— Items from a figure collection —
|---|

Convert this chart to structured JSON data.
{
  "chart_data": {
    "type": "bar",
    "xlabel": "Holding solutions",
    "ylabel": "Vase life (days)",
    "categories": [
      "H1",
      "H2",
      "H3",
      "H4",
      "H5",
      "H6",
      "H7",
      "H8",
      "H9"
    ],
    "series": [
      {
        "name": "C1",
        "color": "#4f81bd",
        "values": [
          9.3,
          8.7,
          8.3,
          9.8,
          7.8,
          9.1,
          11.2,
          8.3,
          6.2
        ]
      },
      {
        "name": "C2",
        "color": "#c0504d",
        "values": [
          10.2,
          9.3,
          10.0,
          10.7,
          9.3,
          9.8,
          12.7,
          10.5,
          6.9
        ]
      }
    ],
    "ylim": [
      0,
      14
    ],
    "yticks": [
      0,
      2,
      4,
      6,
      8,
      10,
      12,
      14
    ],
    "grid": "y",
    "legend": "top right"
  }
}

|---|

— Task requirements —
Reproduce the data, keeping every line exactly the same.

— Output below —
Convert this chart to structured JSON data.
{
  "chart_data": {
    "type": "bar",
    "xlabel": "Holding solutions",
    "ylabel": "Vase life (days)",
    "categories": [
      "H1",
      "H2",
      "H3",
      "H4",
      "H5",
      "H6",
      "H7",
      "H8",
      "H9"
    ],
    "series": [
      {
        "name": "C1",
        "color": "#4f81bd",
        "values": [
          9.3,
          8.7,
          8.3,
          9.8,
          7.8,
          9.1,
          11.2,
          8.3,
          6.2
        ]
      },
      {
        "name": "C2",
        "color": "#c0504d",
        "values": [
          10.2,
          9.3,
          10.0,
          10.7,
          9.3,
          9.8,
          12.7,
          10.5,
          6.9
        ]
      }
    ],
    "ylim": [
      0,
      14
    ],
    "yticks": [
      0,
      2,
      4,
      6,
      8,
      10,
      12,
      14
    ],
    "grid": "y",
    "legend": "top right"
  }
}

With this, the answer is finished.